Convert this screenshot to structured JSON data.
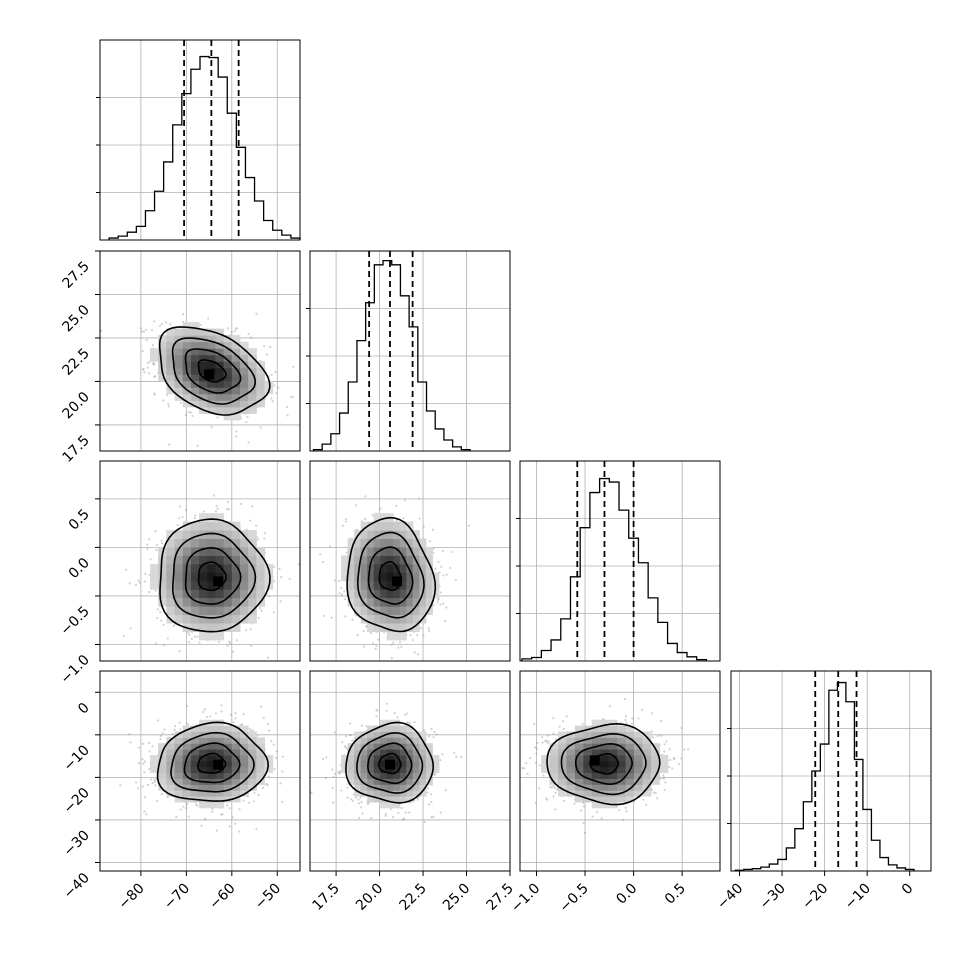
{
  "chart_data": {
    "type": "corner",
    "variables": [
      {
        "range": [
          -89,
          -45
        ],
        "ticks": [
          -80,
          -70,
          -60,
          -50
        ],
        "tick_labels": [
          "−80",
          "−70",
          "−60",
          "−50"
        ]
      },
      {
        "range": [
          16,
          27.5
        ],
        "ticks": [
          17.5,
          20.0,
          22.5,
          25.0,
          27.5
        ],
        "tick_labels": [
          "17.5",
          "20.0",
          "22.5",
          "25.0",
          "27.5"
        ]
      },
      {
        "range": [
          -1.17,
          0.89
        ],
        "ticks": [
          -1.0,
          -0.5,
          0.0,
          0.5
        ],
        "tick_labels": [
          "−1.0",
          "−0.5",
          "0.0",
          "0.5"
        ]
      },
      {
        "range": [
          -42,
          5
        ],
        "ticks": [
          -40,
          -30,
          -20,
          -10,
          0
        ],
        "tick_labels": [
          "−40",
          "−30",
          "−20",
          "−10",
          "0"
        ]
      }
    ],
    "histograms": [
      {
        "quantiles": [
          -70.5,
          -64.5,
          -58.5
        ],
        "edges": [
          -87,
          -85,
          -83,
          -81,
          -79,
          -77,
          -75,
          -73,
          -71,
          -69,
          -67,
          -65,
          -63,
          -61,
          -59,
          -57,
          -55,
          -53,
          -51,
          -49,
          -47,
          -45
        ],
        "counts": [
          2,
          4,
          8,
          14,
          30,
          50,
          80,
          118,
          150,
          175,
          188,
          187,
          167,
          130,
          95,
          64,
          40,
          20,
          10,
          5,
          2
        ],
        "ylim": [
          0,
          205
        ]
      },
      {
        "quantiles": [
          19.4,
          20.6,
          21.9
        ],
        "edges": [
          16.2,
          16.7,
          17.2,
          17.7,
          18.2,
          18.7,
          19.2,
          19.7,
          20.2,
          20.7,
          21.2,
          21.7,
          22.2,
          22.7,
          23.2,
          23.7,
          24.2,
          24.7,
          25.2
        ],
        "counts": [
          2,
          10,
          25,
          55,
          100,
          160,
          215,
          270,
          276,
          270,
          225,
          180,
          100,
          58,
          32,
          16,
          6,
          2
        ],
        "ylim": [
          0,
          290
        ]
      },
      {
        "quantiles": [
          -0.58,
          -0.3,
          0.0
        ],
        "edges": [
          -1.15,
          -1.05,
          -0.95,
          -0.85,
          -0.75,
          -0.65,
          -0.55,
          -0.45,
          -0.35,
          -0.25,
          -0.15,
          -0.05,
          0.05,
          0.15,
          0.25,
          0.35,
          0.45,
          0.55,
          0.65,
          0.75
        ],
        "counts": [
          3,
          5,
          15,
          30,
          60,
          120,
          190,
          240,
          260,
          255,
          215,
          175,
          140,
          90,
          55,
          25,
          12,
          6,
          2
        ],
        "ylim": [
          0,
          285
        ]
      },
      {
        "quantiles": [
          -22.2,
          -16.8,
          -12.5
        ],
        "edges": [
          -41,
          -39,
          -37,
          -35,
          -33,
          -31,
          -29,
          -27,
          -25,
          -23,
          -21,
          -19,
          -17,
          -15,
          -13,
          -11,
          -9,
          -7,
          -5,
          -3,
          -1,
          1
        ],
        "counts": [
          2,
          4,
          6,
          10,
          18,
          30,
          60,
          110,
          180,
          260,
          330,
          470,
          490,
          440,
          290,
          160,
          80,
          35,
          16,
          8,
          4
        ],
        "ylim": [
          0,
          520
        ]
      }
    ],
    "joint": [
      {
        "x": 0,
        "y": 1,
        "mean": [
          -64.5,
          20.6
        ],
        "sd": [
          6.0,
          1.25
        ],
        "rho": -0.35,
        "density_peak": [
          -65,
          20.4
        ]
      },
      {
        "x": 0,
        "y": 2,
        "mean": [
          -64.5,
          -0.3
        ],
        "sd": [
          6.0,
          0.29
        ],
        "rho": 0.0,
        "density_peak": [
          -63,
          -0.35
        ]
      },
      {
        "x": 1,
        "y": 2,
        "mean": [
          20.6,
          -0.3
        ],
        "sd": [
          1.25,
          0.29
        ],
        "rho": -0.1,
        "density_peak": [
          21.0,
          -0.35
        ]
      },
      {
        "x": 0,
        "y": 3,
        "mean": [
          -64.5,
          -16.8
        ],
        "sd": [
          6.0,
          4.6
        ],
        "rho": 0.05,
        "density_peak": [
          -63,
          -17
        ]
      },
      {
        "x": 1,
        "y": 3,
        "mean": [
          20.6,
          -16.8
        ],
        "sd": [
          1.25,
          4.6
        ],
        "rho": 0.0,
        "density_peak": [
          20.6,
          -17
        ]
      },
      {
        "x": 2,
        "y": 3,
        "mean": [
          -0.3,
          -16.8
        ],
        "sd": [
          0.29,
          4.6
        ],
        "rho": 0.0,
        "density_peak": [
          -0.4,
          -16
        ]
      }
    ],
    "contour_levels_sigma": [
      0.5,
      1.0,
      1.5,
      2.0
    ],
    "grid": true
  }
}
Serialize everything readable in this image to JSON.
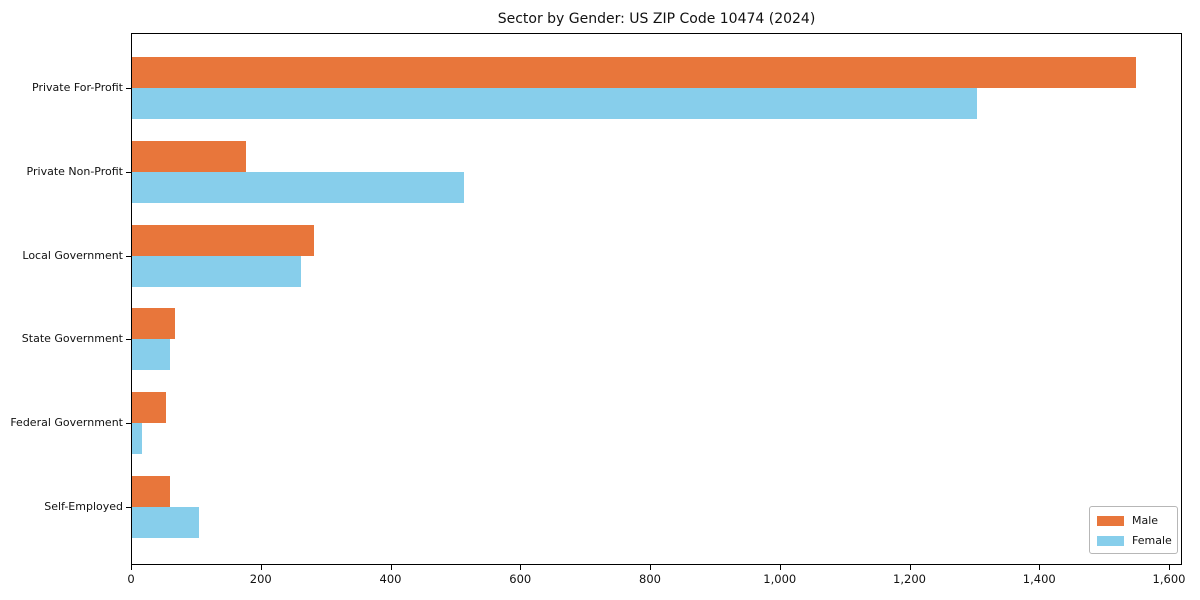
{
  "chart_data": {
    "type": "bar",
    "orientation": "horizontal",
    "title": "Sector by Gender: US ZIP Code 10474 (2024)",
    "categories": [
      "Private For-Profit",
      "Private Non-Profit",
      "Local Government",
      "State Government",
      "Federal Government",
      "Self-Employed"
    ],
    "series": [
      {
        "name": "Male",
        "color": "#e8763b",
        "values": [
          1548,
          175,
          280,
          67,
          52,
          58
        ]
      },
      {
        "name": "Female",
        "color": "#87ceeb",
        "values": [
          1303,
          512,
          260,
          58,
          15,
          104
        ]
      }
    ],
    "xlabel": "",
    "ylabel": "",
    "xlim": [
      0,
      1620
    ],
    "xticks": [
      0,
      200,
      400,
      600,
      800,
      1000,
      1200,
      1400,
      1600
    ],
    "xtick_labels": [
      "0",
      "200",
      "400",
      "600",
      "800",
      "1,000",
      "1,200",
      "1,400",
      "1,600"
    ],
    "grid": false,
    "legend": {
      "position": "lower right",
      "entries": [
        "Male",
        "Female"
      ]
    }
  }
}
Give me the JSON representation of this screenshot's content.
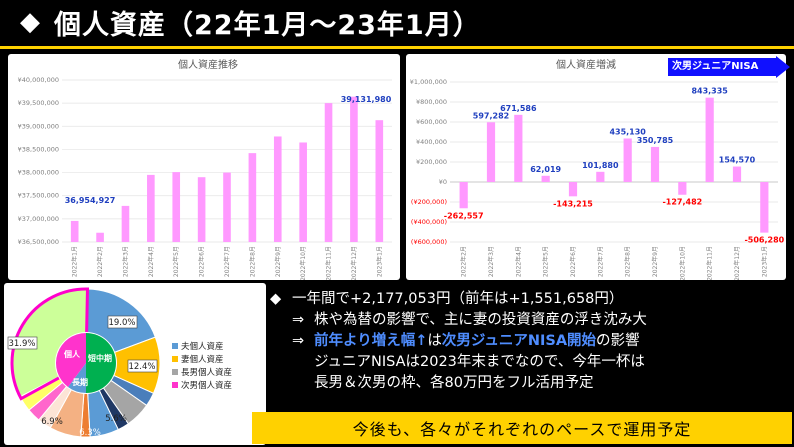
{
  "header": {
    "diamond": "◆",
    "title": "個人資産（22年1月～23年1月）"
  },
  "chart_data": [
    {
      "type": "bar",
      "title": "個人資産推移",
      "categories": [
        "2022年1月",
        "2022年2月",
        "2022年3月",
        "2022年4月",
        "2022年5月",
        "2022年6月",
        "2022年7月",
        "2022年8月",
        "2022年9月",
        "2022年10月",
        "2022年11月",
        "2022年12月",
        "2023年1月"
      ],
      "values": [
        36954927,
        36700000,
        37280000,
        37950000,
        38010000,
        37900000,
        38000000,
        38420000,
        38780000,
        38650000,
        39500000,
        39640000,
        39131980
      ],
      "data_labels": [
        {
          "index": 0,
          "text": "36,954,927"
        },
        {
          "index": 12,
          "text": "39,131,980"
        }
      ],
      "ylim": [
        36500000,
        40000000
      ],
      "yticks": [
        "¥36,500,000",
        "¥37,000,000",
        "¥37,500,000",
        "¥38,000,000",
        "¥38,500,000",
        "¥39,000,000",
        "¥39,500,000",
        "¥40,000,000"
      ],
      "color": "#ff99ff",
      "grid": true
    },
    {
      "type": "bar",
      "title": "個人資産増減",
      "categories": [
        "2022年2月",
        "2022年3月",
        "2022年4月",
        "2022年5月",
        "2022年6月",
        "2022年7月",
        "2022年8月",
        "2022年9月",
        "2022年10月",
        "2022年11月",
        "2022年12月",
        "2023年1月"
      ],
      "values": [
        -262557,
        597282,
        671586,
        62019,
        -143215,
        101880,
        435130,
        350785,
        -127482,
        843335,
        154570,
        -506280
      ],
      "data_labels": [
        "-262,557",
        "597,282",
        "671,586",
        "62,019",
        "-143,215",
        "101,880",
        "435,130",
        "350,785",
        "-127,482",
        "843,335",
        "154,570",
        "-506,280"
      ],
      "ylim": [
        -600000,
        1000000
      ],
      "yticks": [
        "(¥600,000)",
        "(¥400,000)",
        "(¥200,000)",
        "¥0",
        "¥200,000",
        "¥400,000",
        "¥600,000",
        "¥800,000",
        "¥1,000,000"
      ],
      "color": "#ff99ff",
      "grid": true,
      "annotation": "次男ジュニアNISA"
    },
    {
      "type": "pie",
      "legend": [
        {
          "name": "夫個人資産",
          "color": "#5b9bd5"
        },
        {
          "name": "妻個人資産",
          "color": "#ffc000"
        },
        {
          "name": "長男個人資産",
          "color": "#a5a5a5"
        },
        {
          "name": "次男個人資産",
          "color": "#ff33cc"
        }
      ],
      "slice_labels": [
        "19.0%",
        "12.4%",
        "5.6%",
        "6.3%",
        "6.9%",
        "31.9%"
      ],
      "inner_labels": [
        "個人",
        "短中期",
        "長期"
      ]
    }
  ],
  "notes": [
    {
      "marker": "◆",
      "text": "一年間で+2,177,053円（前年は+1,551,658円）"
    },
    {
      "marker": "⇒",
      "text": "株や為替の影響で、主に妻の投資資産の浮き沈み大"
    },
    {
      "marker": "⇒",
      "highlight": "前年より増え幅↑",
      "mid": "は",
      "highlight2": "次男ジュニアNISA開始",
      "rest": "の影響"
    },
    {
      "marker": "",
      "text": "ジュニアNISAは2023年末までなので、今年一杯は"
    },
    {
      "marker": "",
      "text": "長男＆次男の枠、各80万円をフル活用予定"
    }
  ],
  "banner": {
    "text": "今後も、各々がそれぞれのペースで運用予定"
  }
}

What to work on:
Determine how many lines in the data above contain the string "screenshot". Give nothing except the number.

Answer to this exercise:
2